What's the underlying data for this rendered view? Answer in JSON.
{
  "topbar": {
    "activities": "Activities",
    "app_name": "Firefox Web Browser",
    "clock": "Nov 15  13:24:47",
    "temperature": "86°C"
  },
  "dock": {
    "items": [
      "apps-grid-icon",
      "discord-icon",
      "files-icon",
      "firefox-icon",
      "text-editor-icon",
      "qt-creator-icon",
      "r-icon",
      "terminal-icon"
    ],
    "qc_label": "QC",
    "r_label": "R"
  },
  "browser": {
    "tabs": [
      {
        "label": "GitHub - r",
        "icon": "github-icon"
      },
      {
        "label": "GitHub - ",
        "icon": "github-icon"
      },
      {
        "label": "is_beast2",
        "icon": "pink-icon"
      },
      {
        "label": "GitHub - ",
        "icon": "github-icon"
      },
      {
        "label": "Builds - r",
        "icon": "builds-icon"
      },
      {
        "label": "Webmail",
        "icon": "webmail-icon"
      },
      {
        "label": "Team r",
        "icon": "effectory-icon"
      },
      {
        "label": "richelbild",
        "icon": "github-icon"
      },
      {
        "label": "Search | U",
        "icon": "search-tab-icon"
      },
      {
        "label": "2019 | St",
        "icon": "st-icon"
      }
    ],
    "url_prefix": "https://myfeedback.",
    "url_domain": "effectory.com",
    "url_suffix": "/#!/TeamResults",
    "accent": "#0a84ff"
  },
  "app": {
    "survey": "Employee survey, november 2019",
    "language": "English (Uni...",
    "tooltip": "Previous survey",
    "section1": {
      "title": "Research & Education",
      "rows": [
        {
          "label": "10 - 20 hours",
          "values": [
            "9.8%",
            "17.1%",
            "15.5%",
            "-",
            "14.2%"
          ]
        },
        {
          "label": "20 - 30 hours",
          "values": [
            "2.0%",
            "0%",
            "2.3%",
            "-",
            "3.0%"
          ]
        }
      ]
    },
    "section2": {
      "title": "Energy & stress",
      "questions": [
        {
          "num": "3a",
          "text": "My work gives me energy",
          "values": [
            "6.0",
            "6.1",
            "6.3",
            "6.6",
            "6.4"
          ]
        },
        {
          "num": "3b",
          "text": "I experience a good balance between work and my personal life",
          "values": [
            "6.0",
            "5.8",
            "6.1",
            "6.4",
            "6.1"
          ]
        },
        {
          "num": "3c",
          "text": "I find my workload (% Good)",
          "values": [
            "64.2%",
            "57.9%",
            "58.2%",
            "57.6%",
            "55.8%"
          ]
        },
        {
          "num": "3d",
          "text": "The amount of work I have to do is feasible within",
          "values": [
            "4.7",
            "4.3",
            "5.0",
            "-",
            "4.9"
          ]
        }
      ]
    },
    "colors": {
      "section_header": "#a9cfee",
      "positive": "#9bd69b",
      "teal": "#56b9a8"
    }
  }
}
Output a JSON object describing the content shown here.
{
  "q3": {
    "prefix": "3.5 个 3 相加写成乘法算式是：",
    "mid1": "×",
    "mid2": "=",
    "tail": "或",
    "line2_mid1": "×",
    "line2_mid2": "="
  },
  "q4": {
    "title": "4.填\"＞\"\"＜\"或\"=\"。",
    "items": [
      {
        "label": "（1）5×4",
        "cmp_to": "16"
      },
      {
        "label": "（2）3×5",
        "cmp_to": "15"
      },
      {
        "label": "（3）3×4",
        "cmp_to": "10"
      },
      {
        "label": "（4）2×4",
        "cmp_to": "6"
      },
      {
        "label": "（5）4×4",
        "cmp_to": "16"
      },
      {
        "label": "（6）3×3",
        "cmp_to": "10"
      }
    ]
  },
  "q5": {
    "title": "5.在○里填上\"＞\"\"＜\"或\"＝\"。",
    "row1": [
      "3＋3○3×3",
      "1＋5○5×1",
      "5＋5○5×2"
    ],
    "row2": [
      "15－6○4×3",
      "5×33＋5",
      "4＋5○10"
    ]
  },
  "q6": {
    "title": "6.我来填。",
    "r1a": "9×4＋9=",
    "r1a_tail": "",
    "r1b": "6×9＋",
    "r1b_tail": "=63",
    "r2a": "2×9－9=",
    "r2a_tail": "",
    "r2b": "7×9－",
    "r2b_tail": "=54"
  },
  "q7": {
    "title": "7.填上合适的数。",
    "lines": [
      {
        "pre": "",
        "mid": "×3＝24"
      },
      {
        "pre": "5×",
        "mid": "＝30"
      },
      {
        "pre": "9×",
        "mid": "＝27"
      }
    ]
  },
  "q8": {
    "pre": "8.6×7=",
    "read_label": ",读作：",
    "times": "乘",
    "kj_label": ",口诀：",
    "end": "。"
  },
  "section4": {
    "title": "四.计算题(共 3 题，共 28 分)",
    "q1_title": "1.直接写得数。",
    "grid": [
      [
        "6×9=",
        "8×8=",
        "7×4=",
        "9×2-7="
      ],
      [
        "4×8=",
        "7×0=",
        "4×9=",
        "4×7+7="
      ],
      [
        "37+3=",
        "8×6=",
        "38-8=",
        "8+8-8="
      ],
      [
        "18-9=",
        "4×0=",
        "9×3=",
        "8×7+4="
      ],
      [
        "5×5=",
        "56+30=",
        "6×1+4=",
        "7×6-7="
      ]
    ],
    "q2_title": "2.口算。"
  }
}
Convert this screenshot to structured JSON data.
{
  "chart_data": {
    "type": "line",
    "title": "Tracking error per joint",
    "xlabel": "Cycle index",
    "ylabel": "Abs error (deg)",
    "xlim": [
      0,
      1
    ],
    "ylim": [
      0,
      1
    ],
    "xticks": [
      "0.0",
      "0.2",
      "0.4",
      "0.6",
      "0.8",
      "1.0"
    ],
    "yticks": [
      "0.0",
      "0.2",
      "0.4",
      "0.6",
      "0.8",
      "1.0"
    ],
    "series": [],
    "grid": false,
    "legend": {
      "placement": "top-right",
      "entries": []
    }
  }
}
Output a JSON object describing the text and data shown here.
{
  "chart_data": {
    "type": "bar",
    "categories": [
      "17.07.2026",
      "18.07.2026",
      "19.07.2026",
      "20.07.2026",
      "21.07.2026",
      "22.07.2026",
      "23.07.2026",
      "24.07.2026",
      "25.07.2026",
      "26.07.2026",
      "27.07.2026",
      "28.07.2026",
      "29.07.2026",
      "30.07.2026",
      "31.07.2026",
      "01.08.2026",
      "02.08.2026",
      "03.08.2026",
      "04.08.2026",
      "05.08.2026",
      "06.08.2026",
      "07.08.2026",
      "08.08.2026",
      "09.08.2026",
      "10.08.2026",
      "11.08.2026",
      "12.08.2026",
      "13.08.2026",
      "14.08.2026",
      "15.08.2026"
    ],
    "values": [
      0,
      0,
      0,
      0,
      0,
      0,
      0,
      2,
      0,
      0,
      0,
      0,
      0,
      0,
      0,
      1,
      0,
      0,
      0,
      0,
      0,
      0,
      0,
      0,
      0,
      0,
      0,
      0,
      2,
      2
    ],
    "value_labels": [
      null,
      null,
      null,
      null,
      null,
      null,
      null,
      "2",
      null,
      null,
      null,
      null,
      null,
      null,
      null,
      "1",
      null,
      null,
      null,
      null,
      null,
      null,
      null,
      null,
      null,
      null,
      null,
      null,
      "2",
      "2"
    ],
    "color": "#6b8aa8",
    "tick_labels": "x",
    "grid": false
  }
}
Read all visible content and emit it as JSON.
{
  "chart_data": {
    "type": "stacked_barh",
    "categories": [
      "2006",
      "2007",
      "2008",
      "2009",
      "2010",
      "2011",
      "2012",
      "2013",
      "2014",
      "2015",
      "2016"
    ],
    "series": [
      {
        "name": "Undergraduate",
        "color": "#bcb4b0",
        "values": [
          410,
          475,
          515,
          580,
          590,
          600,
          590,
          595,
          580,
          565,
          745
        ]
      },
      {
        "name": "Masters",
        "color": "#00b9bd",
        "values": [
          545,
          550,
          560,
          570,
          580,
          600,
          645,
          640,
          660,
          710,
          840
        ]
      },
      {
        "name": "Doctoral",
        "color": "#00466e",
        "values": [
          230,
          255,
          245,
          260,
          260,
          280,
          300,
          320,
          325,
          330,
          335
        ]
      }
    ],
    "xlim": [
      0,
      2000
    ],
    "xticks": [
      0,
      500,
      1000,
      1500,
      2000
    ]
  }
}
================================
## WHAT THIS TASK INVOLVES
Report each line in the preceding entries that holds the string "object".

## RESPONSE BELOW
Output a JSON object describing the content shown here.
Output a JSON object describing the text and data shown here.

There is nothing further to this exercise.